= The task =
Pull out each line of the data that includes the word "Publisher".
##### Data for this task #####
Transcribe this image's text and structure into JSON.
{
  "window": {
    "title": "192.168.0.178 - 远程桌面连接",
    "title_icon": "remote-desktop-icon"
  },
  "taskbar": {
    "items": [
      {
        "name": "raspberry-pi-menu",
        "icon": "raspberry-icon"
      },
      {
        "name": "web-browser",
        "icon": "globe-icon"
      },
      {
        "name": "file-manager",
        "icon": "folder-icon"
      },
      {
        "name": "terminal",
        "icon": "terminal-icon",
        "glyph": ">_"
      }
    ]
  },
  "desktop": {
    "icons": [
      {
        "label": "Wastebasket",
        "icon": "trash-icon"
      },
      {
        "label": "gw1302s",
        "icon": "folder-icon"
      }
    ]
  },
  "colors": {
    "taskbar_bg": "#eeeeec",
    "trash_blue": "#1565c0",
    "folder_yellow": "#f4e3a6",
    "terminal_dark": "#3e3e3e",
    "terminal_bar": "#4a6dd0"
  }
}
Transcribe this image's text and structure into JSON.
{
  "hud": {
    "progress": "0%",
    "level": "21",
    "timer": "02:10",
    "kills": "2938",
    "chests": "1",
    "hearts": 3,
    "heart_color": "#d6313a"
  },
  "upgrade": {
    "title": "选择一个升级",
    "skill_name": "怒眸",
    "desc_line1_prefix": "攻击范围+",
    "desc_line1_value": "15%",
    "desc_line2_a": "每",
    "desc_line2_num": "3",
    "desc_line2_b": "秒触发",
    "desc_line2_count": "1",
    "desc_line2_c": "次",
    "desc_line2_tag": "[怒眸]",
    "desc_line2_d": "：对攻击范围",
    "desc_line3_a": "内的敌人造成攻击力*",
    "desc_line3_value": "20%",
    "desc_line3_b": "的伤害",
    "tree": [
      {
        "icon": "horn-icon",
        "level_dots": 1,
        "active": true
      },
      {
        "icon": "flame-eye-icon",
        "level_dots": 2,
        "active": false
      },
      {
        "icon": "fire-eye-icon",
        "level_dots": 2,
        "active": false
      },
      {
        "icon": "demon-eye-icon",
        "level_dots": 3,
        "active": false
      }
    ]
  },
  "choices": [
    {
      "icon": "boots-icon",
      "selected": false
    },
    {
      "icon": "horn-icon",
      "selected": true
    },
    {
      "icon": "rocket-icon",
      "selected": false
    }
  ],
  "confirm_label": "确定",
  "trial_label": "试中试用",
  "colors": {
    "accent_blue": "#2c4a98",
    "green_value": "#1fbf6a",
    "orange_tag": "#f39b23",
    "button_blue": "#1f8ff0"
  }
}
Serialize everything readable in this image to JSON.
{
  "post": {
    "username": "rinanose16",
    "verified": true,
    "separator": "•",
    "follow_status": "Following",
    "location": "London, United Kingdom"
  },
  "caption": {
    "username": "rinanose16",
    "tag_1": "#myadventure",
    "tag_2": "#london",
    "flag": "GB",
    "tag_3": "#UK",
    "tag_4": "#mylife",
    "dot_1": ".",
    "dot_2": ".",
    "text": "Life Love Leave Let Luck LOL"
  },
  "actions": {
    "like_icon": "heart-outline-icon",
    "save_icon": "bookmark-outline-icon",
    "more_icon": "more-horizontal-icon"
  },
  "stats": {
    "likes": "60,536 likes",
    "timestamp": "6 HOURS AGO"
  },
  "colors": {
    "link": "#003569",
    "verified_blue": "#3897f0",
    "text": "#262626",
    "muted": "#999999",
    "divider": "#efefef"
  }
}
#####
##### Data for this task #####
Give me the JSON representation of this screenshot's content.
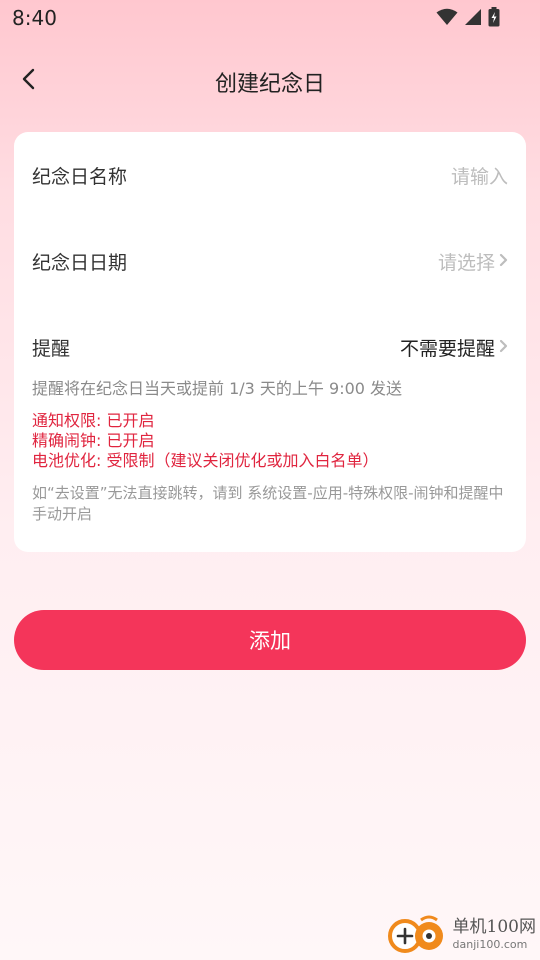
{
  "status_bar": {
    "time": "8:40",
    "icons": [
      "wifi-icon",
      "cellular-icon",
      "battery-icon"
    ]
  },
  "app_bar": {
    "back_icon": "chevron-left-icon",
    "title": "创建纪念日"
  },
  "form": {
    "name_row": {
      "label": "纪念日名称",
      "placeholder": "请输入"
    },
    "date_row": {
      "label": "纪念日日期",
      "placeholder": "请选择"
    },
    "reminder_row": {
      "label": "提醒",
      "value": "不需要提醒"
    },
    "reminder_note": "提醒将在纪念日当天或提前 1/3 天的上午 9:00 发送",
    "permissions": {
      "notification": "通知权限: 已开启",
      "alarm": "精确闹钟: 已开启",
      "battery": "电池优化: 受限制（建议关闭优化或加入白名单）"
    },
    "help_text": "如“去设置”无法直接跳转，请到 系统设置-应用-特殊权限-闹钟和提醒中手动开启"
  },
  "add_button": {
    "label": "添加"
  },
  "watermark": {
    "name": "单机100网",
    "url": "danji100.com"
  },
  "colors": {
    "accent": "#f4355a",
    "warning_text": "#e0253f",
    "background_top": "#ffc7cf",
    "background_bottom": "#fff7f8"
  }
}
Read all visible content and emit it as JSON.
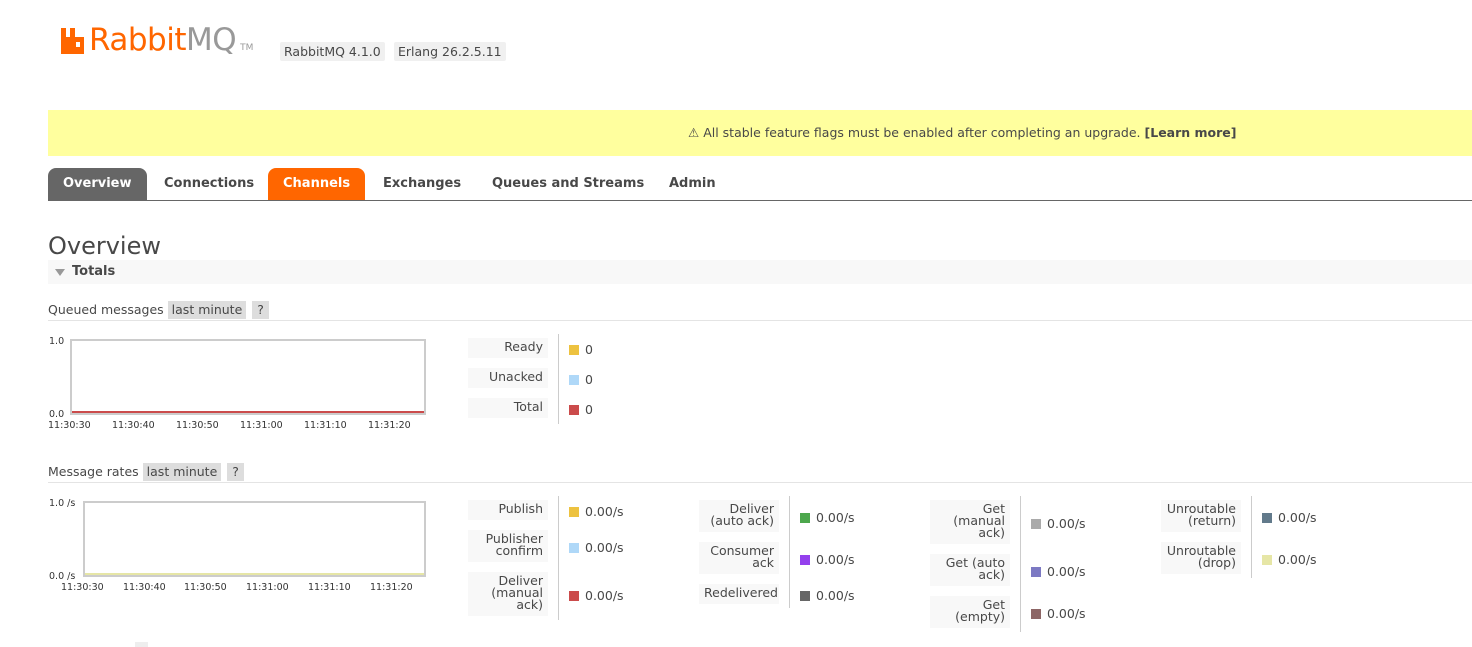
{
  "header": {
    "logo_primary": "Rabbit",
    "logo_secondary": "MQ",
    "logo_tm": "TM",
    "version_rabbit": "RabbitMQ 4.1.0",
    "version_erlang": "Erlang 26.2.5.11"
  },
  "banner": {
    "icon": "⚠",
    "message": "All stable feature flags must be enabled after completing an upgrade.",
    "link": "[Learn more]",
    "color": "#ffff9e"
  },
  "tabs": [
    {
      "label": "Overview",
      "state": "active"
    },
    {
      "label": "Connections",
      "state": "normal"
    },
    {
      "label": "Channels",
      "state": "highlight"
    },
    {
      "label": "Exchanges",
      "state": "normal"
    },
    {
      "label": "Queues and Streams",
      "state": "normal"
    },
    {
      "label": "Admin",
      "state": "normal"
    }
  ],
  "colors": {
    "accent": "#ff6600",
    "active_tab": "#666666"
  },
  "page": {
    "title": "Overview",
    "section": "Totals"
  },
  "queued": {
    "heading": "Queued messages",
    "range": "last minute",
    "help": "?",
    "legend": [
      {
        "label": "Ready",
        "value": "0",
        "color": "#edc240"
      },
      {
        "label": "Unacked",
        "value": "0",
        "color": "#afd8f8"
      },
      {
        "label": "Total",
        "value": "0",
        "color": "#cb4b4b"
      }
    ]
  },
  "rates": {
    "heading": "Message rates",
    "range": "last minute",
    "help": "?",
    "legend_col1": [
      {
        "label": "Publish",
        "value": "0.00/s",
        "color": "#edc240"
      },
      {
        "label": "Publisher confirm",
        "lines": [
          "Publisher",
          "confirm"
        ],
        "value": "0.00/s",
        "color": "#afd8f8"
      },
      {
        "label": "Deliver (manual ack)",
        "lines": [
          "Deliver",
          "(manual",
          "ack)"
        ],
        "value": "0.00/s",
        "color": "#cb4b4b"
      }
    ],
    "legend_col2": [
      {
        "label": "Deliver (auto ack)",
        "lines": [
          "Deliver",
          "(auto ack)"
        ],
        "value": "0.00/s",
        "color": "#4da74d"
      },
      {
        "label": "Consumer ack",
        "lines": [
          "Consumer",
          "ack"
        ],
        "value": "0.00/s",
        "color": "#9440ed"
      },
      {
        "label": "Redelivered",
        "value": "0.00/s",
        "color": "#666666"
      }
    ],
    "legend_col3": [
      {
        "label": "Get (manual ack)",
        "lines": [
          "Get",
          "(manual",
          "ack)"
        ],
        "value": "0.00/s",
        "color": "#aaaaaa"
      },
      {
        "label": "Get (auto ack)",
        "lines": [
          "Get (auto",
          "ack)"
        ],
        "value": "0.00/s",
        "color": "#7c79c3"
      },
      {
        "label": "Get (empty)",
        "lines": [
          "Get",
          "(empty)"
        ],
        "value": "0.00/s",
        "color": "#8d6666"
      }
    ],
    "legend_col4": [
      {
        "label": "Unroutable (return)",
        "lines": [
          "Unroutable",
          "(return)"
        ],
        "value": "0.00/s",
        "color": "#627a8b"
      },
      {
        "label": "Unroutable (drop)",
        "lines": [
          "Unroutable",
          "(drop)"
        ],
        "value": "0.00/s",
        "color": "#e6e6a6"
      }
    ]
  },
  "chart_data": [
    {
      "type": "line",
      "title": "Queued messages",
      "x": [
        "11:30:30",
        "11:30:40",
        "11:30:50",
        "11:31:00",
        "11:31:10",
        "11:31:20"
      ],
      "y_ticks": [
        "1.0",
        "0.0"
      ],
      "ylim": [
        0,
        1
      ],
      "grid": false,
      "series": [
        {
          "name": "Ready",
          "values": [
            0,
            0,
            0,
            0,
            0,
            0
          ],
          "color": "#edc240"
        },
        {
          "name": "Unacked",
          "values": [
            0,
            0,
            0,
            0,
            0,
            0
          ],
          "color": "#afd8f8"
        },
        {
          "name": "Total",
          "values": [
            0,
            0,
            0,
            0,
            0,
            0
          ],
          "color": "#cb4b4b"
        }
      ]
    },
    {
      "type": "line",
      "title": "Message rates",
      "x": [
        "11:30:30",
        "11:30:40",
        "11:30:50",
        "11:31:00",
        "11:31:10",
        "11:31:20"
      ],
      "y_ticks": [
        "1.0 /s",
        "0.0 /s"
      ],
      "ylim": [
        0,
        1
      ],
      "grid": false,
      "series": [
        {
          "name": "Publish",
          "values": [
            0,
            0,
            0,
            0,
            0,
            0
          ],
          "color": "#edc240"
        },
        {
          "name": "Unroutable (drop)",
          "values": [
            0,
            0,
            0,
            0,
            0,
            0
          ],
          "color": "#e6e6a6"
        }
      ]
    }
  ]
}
#####
##### Data for this task #####
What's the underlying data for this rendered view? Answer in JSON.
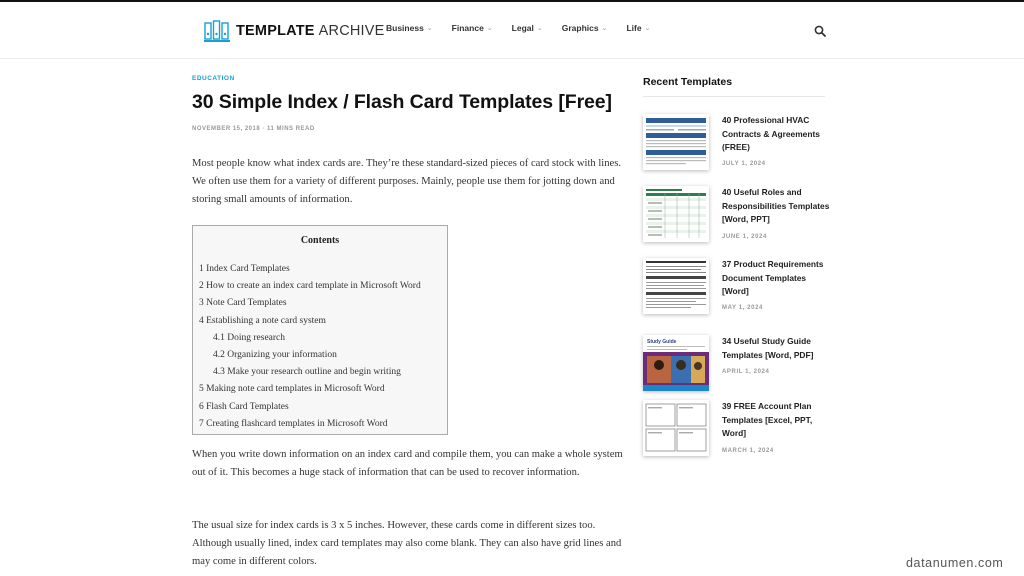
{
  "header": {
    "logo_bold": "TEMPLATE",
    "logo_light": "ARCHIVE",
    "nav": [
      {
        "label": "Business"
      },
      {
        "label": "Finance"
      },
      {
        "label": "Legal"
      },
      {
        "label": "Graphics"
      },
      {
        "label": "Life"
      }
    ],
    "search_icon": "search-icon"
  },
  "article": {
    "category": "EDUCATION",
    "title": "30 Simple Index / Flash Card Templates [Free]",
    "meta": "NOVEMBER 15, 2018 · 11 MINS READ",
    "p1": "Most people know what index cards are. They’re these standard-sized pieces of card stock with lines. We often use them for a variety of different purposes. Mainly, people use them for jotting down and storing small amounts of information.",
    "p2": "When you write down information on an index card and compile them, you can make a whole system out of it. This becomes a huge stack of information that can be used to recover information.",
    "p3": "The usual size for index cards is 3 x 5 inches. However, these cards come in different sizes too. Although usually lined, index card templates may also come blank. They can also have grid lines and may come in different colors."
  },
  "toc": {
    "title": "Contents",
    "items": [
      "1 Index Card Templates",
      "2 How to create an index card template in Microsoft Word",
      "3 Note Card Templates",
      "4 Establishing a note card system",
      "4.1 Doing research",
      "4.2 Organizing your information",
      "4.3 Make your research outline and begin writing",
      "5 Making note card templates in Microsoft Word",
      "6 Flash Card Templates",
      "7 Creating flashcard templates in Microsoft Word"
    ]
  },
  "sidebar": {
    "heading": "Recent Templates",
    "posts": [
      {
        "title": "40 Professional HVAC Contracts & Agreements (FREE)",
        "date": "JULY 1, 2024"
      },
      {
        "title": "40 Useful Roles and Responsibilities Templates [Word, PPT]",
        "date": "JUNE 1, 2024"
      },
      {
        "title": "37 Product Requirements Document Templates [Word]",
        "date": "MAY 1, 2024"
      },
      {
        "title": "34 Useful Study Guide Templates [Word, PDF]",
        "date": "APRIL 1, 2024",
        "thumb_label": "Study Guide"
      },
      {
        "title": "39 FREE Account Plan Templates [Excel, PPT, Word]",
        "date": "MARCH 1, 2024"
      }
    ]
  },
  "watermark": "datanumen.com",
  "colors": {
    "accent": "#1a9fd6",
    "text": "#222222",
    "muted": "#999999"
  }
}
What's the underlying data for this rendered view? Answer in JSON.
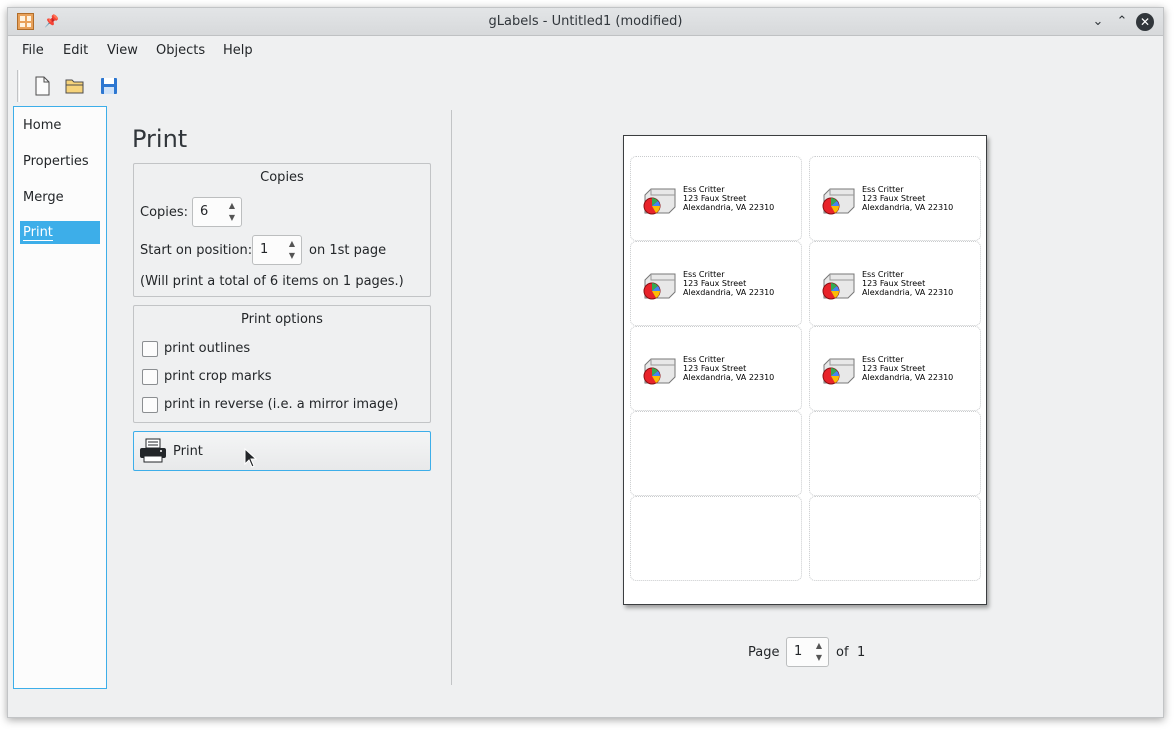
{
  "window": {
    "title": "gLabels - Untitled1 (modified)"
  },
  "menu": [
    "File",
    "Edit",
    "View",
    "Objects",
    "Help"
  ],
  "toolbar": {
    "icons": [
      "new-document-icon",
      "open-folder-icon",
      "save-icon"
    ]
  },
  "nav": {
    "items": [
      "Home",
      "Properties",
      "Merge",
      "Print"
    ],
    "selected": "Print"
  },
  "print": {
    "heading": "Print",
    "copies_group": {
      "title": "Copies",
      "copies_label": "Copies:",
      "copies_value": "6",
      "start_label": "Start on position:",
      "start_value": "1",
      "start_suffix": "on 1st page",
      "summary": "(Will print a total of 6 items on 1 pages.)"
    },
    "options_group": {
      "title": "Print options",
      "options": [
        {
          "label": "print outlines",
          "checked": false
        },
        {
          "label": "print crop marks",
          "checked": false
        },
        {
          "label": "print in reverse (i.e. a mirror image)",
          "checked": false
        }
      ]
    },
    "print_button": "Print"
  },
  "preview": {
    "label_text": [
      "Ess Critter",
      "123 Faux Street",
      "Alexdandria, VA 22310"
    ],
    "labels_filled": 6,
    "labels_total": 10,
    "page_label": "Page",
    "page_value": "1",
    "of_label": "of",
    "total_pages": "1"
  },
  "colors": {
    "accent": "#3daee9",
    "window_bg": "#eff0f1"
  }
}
#####
= Solution to this task =
        "label": "Publisher confirm",
          "Publisher",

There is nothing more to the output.